___ SUPPLIED DATA

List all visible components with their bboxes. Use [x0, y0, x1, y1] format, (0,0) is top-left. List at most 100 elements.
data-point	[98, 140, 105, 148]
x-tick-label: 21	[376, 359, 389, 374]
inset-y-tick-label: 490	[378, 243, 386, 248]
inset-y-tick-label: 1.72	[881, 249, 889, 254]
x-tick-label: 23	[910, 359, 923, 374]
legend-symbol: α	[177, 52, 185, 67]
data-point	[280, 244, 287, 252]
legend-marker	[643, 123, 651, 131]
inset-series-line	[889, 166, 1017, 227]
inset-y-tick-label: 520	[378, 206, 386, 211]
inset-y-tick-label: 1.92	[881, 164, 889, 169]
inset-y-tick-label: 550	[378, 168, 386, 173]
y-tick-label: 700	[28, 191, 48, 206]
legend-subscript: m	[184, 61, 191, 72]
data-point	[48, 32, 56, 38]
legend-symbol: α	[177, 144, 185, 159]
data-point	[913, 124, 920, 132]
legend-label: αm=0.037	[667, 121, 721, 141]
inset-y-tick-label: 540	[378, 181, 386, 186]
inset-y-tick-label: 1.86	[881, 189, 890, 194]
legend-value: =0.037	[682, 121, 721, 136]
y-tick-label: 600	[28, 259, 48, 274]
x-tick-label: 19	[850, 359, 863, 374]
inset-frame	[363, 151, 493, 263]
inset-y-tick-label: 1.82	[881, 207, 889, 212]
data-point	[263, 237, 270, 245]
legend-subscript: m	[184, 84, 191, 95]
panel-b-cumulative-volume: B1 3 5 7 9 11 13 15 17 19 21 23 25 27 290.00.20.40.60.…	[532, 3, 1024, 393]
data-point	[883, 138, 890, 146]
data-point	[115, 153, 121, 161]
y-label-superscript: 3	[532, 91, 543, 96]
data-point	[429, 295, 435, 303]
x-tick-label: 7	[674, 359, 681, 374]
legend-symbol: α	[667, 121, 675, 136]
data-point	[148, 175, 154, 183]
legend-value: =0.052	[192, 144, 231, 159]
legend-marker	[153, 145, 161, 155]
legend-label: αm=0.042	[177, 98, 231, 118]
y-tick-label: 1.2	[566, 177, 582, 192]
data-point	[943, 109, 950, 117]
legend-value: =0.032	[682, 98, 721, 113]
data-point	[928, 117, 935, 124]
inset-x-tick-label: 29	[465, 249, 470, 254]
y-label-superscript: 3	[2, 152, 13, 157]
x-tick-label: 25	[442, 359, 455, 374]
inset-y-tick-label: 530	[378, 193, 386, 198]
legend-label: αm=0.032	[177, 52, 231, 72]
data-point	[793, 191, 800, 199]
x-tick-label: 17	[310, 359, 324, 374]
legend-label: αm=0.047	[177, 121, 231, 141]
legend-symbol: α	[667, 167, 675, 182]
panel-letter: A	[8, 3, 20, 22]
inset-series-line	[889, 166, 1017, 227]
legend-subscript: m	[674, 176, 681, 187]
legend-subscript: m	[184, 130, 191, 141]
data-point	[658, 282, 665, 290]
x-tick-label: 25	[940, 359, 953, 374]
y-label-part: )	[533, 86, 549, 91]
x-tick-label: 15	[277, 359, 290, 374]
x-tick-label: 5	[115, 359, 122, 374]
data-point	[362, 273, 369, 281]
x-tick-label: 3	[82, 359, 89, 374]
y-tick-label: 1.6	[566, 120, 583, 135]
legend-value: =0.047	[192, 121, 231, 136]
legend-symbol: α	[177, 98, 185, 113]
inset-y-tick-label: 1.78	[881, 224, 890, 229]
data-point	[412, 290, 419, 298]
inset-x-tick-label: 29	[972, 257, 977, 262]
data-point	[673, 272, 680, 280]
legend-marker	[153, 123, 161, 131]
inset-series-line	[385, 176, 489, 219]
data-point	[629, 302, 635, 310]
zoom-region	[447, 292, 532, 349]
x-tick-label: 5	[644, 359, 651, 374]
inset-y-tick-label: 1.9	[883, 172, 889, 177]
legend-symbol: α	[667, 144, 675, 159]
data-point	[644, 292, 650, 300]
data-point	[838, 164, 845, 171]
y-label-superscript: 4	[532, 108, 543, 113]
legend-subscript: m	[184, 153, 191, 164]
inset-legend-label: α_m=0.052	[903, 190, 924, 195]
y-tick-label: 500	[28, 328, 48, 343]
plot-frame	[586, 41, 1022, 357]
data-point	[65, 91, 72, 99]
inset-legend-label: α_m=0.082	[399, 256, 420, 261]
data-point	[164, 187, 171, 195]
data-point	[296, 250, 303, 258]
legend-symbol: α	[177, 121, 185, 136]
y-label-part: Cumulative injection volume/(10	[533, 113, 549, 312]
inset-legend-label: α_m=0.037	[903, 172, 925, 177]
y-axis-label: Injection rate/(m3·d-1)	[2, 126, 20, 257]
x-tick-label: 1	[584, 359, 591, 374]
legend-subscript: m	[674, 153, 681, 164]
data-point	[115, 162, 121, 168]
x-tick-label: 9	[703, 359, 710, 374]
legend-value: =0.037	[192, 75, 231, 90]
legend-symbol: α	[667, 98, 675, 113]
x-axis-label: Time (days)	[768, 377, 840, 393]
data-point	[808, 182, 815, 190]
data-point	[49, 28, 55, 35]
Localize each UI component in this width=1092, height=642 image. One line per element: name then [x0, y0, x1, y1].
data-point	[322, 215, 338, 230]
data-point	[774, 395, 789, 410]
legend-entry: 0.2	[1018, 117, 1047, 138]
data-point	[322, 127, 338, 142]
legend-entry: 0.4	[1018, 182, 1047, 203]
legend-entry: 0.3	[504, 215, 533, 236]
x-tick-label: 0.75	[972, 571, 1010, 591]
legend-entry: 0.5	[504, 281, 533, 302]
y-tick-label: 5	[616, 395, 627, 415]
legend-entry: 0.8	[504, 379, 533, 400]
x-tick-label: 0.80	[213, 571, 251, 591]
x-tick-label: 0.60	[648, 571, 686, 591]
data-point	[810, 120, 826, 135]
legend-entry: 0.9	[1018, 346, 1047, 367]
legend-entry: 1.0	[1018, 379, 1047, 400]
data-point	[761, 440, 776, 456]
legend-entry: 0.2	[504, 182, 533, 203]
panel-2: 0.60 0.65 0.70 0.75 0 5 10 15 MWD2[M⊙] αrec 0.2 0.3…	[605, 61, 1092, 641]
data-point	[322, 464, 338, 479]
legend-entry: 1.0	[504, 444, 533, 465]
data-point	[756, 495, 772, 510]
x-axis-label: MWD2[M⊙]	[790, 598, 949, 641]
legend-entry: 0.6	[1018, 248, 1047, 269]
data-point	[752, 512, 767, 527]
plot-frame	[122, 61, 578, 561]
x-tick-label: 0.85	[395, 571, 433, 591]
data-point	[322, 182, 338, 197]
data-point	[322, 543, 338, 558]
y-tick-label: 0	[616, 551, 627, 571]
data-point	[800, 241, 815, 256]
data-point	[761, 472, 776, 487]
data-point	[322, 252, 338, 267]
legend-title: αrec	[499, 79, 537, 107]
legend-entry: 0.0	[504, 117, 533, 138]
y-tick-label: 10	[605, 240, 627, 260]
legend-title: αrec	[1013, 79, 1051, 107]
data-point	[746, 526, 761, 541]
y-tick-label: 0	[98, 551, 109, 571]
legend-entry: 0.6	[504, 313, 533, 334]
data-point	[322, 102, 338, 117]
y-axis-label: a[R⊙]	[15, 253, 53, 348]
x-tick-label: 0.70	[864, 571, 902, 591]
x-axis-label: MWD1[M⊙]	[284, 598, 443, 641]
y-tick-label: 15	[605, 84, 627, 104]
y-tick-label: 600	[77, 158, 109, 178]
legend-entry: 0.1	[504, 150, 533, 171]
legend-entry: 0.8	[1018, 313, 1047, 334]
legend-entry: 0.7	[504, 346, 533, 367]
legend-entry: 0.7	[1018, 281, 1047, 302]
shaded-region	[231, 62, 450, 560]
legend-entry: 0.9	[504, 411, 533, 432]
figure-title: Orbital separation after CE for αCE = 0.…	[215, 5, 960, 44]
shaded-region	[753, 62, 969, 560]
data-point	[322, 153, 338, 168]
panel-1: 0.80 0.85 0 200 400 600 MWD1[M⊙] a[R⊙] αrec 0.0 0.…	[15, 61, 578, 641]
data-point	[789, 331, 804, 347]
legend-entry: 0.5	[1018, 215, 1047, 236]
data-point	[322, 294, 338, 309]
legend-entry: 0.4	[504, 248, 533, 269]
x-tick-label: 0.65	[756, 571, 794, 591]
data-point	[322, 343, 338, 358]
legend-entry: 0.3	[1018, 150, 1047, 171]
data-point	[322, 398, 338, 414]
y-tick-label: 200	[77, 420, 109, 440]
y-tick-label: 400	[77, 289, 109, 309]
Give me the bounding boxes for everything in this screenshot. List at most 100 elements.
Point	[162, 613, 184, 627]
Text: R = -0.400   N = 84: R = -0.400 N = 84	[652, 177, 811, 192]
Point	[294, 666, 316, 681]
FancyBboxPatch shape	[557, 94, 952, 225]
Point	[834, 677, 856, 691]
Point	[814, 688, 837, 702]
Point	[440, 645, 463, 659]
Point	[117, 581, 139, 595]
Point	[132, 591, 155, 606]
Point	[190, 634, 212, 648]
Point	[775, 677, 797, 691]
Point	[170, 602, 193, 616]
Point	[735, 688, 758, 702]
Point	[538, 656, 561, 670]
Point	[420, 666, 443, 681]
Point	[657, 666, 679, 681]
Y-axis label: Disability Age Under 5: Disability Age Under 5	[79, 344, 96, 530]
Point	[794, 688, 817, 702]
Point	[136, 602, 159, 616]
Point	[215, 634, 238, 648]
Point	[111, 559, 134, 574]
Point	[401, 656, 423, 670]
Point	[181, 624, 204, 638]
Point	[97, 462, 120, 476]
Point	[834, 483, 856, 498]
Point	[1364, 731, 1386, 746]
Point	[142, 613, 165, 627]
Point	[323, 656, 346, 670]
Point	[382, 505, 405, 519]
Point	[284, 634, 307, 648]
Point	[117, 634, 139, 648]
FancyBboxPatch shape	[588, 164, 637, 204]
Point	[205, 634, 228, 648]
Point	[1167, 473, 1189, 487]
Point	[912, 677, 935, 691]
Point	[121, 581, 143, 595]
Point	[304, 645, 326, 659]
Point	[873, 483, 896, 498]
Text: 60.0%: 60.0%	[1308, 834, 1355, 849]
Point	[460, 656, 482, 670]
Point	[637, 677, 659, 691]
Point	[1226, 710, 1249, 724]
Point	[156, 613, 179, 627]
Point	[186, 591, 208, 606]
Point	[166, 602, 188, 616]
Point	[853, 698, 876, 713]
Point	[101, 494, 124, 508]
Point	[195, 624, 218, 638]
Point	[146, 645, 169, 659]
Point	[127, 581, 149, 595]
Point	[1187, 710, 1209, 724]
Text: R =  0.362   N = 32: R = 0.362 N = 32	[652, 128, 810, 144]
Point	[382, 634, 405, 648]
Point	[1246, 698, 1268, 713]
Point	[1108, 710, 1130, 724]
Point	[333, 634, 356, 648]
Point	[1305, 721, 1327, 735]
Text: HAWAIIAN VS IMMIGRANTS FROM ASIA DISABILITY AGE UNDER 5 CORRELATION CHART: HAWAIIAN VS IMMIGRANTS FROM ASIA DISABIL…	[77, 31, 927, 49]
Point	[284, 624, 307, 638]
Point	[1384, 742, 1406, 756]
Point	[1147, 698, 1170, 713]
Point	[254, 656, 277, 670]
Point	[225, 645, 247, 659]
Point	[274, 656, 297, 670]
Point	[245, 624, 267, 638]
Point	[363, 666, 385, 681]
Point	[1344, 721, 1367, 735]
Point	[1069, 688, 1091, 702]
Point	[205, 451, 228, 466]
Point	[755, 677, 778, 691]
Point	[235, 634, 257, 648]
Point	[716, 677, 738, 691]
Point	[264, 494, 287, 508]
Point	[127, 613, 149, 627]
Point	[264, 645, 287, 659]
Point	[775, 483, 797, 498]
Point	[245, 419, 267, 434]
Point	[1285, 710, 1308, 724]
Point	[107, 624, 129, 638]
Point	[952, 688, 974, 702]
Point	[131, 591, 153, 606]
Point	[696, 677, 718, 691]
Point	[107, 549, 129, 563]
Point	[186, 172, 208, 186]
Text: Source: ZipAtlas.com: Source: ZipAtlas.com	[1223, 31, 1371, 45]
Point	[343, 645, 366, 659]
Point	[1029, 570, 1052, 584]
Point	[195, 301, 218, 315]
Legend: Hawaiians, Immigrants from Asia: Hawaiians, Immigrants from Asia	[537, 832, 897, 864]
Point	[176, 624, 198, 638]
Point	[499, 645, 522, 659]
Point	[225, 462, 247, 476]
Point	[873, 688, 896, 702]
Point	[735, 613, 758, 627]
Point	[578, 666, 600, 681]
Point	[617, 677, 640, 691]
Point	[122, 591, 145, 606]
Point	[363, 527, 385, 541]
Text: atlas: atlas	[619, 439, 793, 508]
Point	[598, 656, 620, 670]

______

▶ _SET TASK_: Revise the data from its first line through the line containing "244, 287, 252]", replacing "data-point" with "marker" and leaving everything else unchanged. Return only those lines.

▶ _OUTPUT OF THE TASK_:
List all visible components with their bboxes. Use [x0, y0, x1, y1] format, (0,0) is top-left. List at most 100 elements.
marker	[98, 140, 105, 148]
x-tick-label: 21	[376, 359, 389, 374]
inset-y-tick-label: 490	[378, 243, 386, 248]
inset-y-tick-label: 1.72	[881, 249, 889, 254]
x-tick-label: 23	[910, 359, 923, 374]
legend-symbol: α	[177, 52, 185, 67]
marker	[280, 244, 287, 252]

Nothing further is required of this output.